Short problem:
Output the lines between the one holding "bar-segment [1232, 319, 1259, 410]" and the one holding "bar [1342, 614, 1356, 801]", inclusive, as a numbered list, skipping any blank lines.

[A block of data]
◆ ◆ ◆

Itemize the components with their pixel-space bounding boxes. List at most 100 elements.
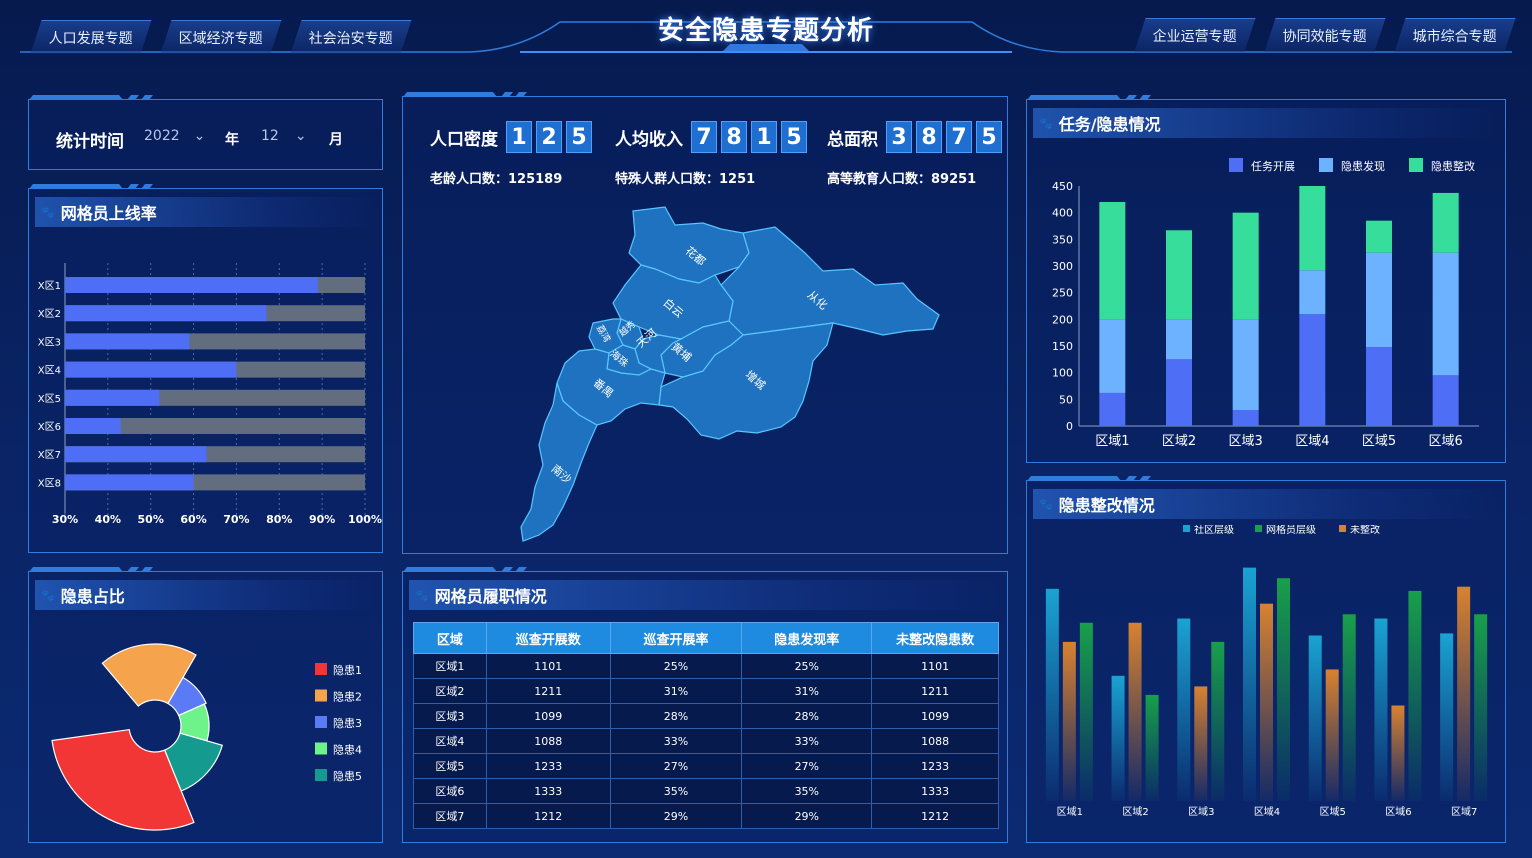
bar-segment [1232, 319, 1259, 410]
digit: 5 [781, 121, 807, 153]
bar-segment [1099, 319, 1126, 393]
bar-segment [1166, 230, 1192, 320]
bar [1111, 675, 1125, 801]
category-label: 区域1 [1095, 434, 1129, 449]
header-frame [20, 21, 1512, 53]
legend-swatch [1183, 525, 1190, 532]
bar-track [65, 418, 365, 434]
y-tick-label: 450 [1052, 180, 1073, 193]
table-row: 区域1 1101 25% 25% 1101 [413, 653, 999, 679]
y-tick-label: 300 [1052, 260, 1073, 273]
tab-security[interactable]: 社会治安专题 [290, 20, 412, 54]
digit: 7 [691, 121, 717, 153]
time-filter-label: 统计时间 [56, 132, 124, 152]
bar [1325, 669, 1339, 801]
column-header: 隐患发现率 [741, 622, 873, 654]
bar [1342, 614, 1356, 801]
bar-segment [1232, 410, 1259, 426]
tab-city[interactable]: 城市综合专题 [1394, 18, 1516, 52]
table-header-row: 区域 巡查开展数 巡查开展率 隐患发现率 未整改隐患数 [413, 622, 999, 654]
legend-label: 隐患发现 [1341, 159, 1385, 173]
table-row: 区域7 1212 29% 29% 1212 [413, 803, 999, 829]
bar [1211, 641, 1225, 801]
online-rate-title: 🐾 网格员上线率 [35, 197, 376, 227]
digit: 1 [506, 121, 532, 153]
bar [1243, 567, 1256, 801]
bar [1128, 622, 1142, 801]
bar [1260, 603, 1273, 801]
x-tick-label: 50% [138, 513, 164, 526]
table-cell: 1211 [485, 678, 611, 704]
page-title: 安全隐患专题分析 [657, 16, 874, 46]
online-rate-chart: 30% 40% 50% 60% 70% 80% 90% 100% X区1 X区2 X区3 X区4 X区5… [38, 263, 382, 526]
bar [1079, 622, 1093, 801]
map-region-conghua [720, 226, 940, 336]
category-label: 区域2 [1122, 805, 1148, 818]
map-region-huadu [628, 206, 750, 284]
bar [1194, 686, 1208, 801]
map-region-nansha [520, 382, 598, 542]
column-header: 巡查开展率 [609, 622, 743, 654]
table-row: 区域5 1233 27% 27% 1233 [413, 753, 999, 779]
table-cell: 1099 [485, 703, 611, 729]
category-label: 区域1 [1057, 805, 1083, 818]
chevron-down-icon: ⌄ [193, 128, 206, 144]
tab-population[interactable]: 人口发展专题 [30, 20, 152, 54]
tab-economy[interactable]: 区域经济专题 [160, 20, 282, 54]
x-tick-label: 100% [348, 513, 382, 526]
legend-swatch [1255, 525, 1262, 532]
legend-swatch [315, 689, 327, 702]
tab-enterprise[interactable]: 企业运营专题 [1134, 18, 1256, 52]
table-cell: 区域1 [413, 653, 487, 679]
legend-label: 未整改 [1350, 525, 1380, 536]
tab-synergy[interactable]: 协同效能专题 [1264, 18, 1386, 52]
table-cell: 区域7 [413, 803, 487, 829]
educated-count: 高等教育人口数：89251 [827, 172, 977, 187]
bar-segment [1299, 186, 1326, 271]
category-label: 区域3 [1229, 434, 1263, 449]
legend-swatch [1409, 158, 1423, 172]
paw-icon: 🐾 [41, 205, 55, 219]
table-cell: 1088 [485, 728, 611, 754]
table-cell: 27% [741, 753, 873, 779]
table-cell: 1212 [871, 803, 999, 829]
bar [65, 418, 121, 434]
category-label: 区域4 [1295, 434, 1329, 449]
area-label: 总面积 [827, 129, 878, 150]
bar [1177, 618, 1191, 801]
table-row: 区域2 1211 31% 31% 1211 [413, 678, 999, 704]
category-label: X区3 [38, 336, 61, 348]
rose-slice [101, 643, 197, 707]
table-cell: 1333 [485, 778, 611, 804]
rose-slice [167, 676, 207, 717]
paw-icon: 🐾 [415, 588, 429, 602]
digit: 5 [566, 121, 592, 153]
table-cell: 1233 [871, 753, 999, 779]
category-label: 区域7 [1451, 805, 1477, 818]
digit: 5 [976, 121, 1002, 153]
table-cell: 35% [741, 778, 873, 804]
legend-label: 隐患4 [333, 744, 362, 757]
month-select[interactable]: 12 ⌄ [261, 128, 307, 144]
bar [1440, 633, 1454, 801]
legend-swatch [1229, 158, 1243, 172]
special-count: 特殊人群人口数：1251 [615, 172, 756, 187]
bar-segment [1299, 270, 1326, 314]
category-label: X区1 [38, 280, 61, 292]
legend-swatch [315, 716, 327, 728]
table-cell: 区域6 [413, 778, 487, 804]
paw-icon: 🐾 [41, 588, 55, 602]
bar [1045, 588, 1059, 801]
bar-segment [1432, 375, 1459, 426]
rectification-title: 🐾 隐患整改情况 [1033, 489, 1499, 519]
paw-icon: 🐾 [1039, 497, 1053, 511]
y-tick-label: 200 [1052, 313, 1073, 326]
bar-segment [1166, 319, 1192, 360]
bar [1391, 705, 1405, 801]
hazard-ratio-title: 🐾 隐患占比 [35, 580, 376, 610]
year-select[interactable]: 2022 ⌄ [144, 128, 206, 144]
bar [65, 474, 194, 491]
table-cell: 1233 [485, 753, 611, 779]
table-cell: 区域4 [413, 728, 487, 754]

◆ ◆ ◆

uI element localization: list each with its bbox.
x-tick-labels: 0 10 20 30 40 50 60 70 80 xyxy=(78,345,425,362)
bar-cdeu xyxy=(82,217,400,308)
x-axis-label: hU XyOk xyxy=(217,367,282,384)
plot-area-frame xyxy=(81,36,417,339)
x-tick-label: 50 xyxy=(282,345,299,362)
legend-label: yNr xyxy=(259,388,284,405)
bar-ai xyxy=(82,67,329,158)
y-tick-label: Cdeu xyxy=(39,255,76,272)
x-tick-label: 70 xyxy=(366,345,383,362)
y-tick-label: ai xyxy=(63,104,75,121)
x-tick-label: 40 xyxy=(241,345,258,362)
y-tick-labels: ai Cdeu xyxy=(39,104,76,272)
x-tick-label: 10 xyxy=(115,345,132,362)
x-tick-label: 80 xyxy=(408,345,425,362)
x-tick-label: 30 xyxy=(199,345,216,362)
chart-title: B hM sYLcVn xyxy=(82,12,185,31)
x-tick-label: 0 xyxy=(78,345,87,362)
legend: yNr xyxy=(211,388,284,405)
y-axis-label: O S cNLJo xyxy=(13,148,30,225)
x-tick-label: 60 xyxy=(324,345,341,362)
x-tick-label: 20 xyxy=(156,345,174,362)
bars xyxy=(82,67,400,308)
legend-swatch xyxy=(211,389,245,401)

◆ ◆ ◆

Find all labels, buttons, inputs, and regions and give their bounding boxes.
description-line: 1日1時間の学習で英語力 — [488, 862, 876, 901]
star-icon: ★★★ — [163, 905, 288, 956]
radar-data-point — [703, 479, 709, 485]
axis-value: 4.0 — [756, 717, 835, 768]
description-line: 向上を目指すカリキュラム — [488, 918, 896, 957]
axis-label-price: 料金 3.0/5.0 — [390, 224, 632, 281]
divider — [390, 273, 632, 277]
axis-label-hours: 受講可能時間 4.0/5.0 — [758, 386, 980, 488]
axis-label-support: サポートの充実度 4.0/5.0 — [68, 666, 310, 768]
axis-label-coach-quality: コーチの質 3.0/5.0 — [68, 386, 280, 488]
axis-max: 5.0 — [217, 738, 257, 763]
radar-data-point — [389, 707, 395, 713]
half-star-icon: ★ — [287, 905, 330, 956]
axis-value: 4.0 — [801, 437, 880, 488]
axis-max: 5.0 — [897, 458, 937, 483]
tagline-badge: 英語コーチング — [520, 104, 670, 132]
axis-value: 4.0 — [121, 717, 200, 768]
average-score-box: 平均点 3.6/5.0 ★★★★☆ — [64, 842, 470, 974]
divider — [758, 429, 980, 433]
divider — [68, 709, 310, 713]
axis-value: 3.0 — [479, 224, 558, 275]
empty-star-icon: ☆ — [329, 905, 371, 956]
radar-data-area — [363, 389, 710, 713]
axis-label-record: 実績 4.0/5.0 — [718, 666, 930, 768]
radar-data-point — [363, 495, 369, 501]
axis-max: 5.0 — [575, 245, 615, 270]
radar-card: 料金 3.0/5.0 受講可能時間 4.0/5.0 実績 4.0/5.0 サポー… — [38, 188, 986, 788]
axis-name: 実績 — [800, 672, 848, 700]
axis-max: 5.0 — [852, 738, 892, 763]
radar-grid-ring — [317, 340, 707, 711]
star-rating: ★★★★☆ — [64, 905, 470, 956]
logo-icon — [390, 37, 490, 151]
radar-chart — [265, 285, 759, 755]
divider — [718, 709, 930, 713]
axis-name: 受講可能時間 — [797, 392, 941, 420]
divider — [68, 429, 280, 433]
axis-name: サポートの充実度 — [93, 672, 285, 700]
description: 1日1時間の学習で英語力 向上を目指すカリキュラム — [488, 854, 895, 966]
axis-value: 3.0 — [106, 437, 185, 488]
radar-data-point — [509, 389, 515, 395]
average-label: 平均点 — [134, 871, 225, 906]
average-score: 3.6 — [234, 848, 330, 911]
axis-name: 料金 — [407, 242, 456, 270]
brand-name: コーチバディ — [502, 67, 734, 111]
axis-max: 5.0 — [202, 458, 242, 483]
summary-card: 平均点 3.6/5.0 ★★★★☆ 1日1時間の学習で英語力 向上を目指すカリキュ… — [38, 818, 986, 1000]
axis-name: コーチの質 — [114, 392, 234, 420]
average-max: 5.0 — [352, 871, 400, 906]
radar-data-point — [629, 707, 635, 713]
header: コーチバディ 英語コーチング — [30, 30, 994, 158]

◆ ◆ ◆

Final result:
1. bar-segment [1232, 319, 1259, 410]
2. digit: 5 [781, 121, 807, 153]
3. bar-segment [1099, 319, 1126, 393]
4. bar-segment [1166, 230, 1192, 320]
5. bar [1111, 675, 1125, 801]
6. category-label: 区域1 [1095, 434, 1129, 449]
7. header-frame [20, 21, 1512, 53]
8. legend-swatch [1183, 525, 1190, 532]
9. bar-track [65, 418, 365, 434]
10. y-tick-label: 450 [1052, 180, 1073, 193]
11. table-row: 区域1 1101 25% 25% 1101 [413, 653, 999, 679]
12. y-tick-label: 300 [1052, 260, 1073, 273]
13. tab-security[interactable]: 社会治安专题 [290, 20, 412, 54]
14. digit: 7 [691, 121, 717, 153]
15. time-filter-label: 统计时间 [56, 132, 124, 152]
16. bar [1325, 669, 1339, 801]
17. column-header: 隐患发现率 [741, 622, 873, 654]
18. bar [1342, 614, 1356, 801]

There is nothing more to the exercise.